- [Task brief] Filter these entries so that only lines with the word "como" remain.

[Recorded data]
━━━━━━━━━━━━━━━━━━━━

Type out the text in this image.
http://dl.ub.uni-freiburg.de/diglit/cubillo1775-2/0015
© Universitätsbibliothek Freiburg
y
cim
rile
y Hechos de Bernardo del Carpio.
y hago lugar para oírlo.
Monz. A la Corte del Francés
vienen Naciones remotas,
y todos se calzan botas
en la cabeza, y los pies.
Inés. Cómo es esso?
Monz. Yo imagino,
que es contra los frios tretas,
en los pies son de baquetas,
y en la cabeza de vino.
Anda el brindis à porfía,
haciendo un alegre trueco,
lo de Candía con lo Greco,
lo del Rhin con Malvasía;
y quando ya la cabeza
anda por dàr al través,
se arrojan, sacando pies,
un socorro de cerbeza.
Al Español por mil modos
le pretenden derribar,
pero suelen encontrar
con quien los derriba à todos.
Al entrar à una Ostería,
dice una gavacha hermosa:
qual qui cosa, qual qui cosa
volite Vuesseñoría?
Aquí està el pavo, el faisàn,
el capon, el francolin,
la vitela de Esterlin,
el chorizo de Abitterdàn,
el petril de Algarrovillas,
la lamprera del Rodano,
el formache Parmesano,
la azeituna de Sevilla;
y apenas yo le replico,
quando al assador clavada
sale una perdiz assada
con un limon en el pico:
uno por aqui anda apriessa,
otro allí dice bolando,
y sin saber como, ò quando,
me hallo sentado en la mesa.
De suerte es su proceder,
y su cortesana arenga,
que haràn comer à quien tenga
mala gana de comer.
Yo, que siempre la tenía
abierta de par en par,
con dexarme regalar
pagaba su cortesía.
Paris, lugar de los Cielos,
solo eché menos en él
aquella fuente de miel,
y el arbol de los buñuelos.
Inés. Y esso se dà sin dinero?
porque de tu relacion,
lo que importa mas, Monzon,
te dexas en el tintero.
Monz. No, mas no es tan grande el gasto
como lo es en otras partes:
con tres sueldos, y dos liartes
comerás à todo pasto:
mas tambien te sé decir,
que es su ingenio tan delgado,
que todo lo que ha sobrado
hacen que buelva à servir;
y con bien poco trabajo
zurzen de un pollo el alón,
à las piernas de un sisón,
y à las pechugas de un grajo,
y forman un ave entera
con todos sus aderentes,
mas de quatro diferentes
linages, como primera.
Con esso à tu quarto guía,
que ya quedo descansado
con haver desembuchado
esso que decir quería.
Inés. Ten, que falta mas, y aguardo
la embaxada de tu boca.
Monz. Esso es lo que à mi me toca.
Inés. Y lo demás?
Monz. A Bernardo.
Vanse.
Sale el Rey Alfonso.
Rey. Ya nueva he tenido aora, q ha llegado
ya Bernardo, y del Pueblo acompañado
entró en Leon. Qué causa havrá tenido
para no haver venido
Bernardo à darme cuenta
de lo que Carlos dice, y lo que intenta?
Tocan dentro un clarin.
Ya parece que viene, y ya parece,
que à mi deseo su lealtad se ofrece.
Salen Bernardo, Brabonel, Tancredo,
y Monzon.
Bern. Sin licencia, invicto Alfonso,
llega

━━━━━━━━━━━━━━━━━━━━

- [Full output]
y sin saber como, ò quando,
como lo es en otras partes:
linages, como primera.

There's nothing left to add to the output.